> [MATERIAL PROVIDED]:

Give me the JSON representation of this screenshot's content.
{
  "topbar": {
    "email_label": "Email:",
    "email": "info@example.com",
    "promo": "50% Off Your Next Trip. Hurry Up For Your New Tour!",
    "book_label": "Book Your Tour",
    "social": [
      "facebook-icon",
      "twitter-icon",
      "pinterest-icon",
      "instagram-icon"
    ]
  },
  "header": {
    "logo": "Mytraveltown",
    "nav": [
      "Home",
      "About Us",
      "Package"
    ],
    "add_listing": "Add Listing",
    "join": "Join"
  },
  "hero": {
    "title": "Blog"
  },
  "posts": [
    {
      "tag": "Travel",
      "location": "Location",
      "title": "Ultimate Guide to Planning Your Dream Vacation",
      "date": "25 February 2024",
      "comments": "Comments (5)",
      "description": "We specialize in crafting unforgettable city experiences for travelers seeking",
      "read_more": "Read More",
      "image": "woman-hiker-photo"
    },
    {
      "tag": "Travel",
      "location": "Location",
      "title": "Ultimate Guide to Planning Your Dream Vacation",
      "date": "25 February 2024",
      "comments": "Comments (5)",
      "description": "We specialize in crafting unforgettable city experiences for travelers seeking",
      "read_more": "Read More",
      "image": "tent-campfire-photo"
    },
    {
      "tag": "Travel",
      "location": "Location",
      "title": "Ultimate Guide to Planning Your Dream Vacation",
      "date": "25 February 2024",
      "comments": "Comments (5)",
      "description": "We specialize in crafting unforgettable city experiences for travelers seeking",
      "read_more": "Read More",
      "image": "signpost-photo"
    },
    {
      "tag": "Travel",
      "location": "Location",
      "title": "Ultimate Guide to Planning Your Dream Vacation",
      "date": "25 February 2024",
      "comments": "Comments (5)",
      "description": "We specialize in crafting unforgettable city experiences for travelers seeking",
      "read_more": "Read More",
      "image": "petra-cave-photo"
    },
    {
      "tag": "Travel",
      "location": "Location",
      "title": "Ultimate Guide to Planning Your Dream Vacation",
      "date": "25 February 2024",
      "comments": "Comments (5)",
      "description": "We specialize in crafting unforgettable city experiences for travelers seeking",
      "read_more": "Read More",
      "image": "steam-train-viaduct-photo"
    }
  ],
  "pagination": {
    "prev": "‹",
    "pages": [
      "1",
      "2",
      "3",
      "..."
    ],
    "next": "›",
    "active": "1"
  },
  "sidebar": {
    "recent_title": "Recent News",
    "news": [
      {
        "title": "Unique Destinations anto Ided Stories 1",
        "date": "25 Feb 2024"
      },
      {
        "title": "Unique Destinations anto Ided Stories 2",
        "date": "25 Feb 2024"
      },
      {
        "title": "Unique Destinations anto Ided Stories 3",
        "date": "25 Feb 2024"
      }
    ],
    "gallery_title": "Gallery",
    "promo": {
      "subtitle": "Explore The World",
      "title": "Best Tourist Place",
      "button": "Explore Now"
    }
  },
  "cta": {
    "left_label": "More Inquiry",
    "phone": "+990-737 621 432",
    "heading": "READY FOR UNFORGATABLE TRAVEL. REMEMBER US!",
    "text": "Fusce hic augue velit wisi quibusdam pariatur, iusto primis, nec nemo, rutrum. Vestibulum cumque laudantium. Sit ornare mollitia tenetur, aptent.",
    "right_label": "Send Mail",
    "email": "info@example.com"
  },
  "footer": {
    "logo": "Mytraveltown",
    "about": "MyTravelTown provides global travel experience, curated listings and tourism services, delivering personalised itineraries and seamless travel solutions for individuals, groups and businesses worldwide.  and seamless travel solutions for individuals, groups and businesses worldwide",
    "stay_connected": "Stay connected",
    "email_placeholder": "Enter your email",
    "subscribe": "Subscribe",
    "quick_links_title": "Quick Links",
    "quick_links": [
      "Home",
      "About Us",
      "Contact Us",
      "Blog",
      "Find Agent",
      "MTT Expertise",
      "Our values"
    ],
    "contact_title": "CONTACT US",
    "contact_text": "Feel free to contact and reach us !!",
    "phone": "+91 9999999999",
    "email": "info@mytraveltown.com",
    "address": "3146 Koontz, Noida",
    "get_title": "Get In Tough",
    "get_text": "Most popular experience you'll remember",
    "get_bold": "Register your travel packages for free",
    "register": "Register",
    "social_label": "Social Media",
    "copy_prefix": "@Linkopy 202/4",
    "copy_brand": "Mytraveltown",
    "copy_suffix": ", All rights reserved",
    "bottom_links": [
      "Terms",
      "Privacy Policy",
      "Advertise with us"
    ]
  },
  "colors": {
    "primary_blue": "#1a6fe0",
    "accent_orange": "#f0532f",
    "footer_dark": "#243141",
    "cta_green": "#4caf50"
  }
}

> [YOUR OBJECTIVE]: Print all of the entries exactly as they are written.

> [TASK OUTPUT]:
Give me the JSON representation of this screenshot's content.
{
  "topbar": {
    "email_label": "Email:",
    "email": "info@example.com",
    "promo": "50% Off Your Next Trip. Hurry Up For Your New Tour!",
    "book_label": "Book Your Tour",
    "social": [
      "facebook-icon",
      "twitter-icon",
      "pinterest-icon",
      "instagram-icon"
    ]
  },
  "header": {
    "logo": "Mytraveltown",
    "nav": [
      "Home",
      "About Us",
      "Package"
    ],
    "add_listing": "Add Listing",
    "join": "Join"
  },
  "hero": {
    "title": "Blog"
  },
  "posts": [
    {
      "tag": "Travel",
      "location": "Location",
      "title": "Ultimate Guide to Planning Your Dream Vacation",
      "date": "25 February 2024",
      "comments": "Comments (5)",
      "description": "We specialize in crafting unforgettable city experiences for travelers seeking",
      "read_more": "Read More",
      "image": "woman-hiker-photo"
    },
    {
      "tag": "Travel",
      "location": "Location",
      "title": "Ultimate Guide to Planning Your Dream Vacation",
      "date": "25 February 2024",
      "comments": "Comments (5)",
      "description": "We specialize in crafting unforgettable city experiences for travelers seeking",
      "read_more": "Read More",
      "image": "tent-campfire-photo"
    },
    {
      "tag": "Travel",
      "location": "Location",
      "title": "Ultimate Guide to Planning Your Dream Vacation",
      "date": "25 February 2024",
      "comments": "Comments (5)",
      "description": "We specialize in crafting unforgettable city experiences for travelers seeking",
      "read_more": "Read More",
      "image": "signpost-photo"
    },
    {
      "tag": "Travel",
      "location": "Location",
      "title": "Ultimate Guide to Planning Your Dream Vacation",
      "date": "25 February 2024",
      "comments": "Comments (5)",
      "description": "We specialize in crafting unforgettable city experiences for travelers seeking",
      "read_more": "Read More",
      "image": "petra-cave-photo"
    },
    {
      "tag": "Travel",
      "location": "Location",
      "title": "Ultimate Guide to Planning Your Dream Vacation",
      "date": "25 February 2024",
      "comments": "Comments (5)",
      "description": "We specialize in crafting unforgettable city experiences for travelers seeking",
      "read_more": "Read More",
      "image": "steam-train-viaduct-photo"
    }
  ],
  "pagination": {
    "prev": "‹",
    "pages": [
      "1",
      "2",
      "3",
      "..."
    ],
    "next": "›",
    "active": "1"
  },
  "sidebar": {
    "recent_title": "Recent News",
    "news": [
      {
        "title": "Unique Destinations anto Ided Stories 1",
        "date": "25 Feb 2024"
      },
      {
        "title": "Unique Destinations anto Ided Stories 2",
        "date": "25 Feb 2024"
      },
      {
        "title": "Unique Destinations anto Ided Stories 3",
        "date": "25 Feb 2024"
      }
    ],
    "gallery_title": "Gallery",
    "promo": {
      "subtitle": "Explore The World",
      "title": "Best Tourist Place",
      "button": "Explore Now"
    }
  },
  "cta": {
    "left_label": "More Inquiry",
    "phone": "+990-737 621 432",
    "heading": "READY FOR UNFORGATABLE TRAVEL. REMEMBER US!",
    "text": "Fusce hic augue velit wisi quibusdam pariatur, iusto primis, nec nemo, rutrum. Vestibulum cumque laudantium. Sit ornare mollitia tenetur, aptent.",
    "right_label": "Send Mail",
    "email": "info@example.com"
  },
  "footer": {
    "logo": "Mytraveltown",
    "about": "MyTravelTown provides global travel experience, curated listings and tourism services, delivering personalised itineraries and seamless travel solutions for individuals, groups and businesses worldwide.  and seamless travel solutions for individuals, groups and businesses worldwide",
    "stay_connected": "Stay connected",
    "email_placeholder": "Enter your email",
    "subscribe": "Subscribe",
    "quick_links_title": "Quick Links",
    "quick_links": [
      "Home",
      "About Us",
      "Contact Us",
      "Blog",
      "Find Agent",
      "MTT Expertise",
      "Our values"
    ],
    "contact_title": "CONTACT US",
    "contact_text": "Feel free to contact and reach us !!",
    "phone": "+91 9999999999",
    "email": "info@mytraveltown.com",
    "address": "3146 Koontz, Noida",
    "get_title": "Get In Tough",
    "get_text": "Most popular experience you'll remember",
    "get_bold": "Register your travel packages for free",
    "register": "Register",
    "social_label": "Social Media",
    "copy_prefix": "@Linkopy 202/4",
    "copy_brand": "Mytraveltown",
    "copy_suffix": ", All rights reserved",
    "bottom_links": [
      "Terms",
      "Privacy Policy",
      "Advertise with us"
    ]
  },
  "colors": {
    "primary_blue": "#1a6fe0",
    "accent_orange": "#f0532f",
    "footer_dark": "#243141",
    "cta_green": "#4caf50"
  }
}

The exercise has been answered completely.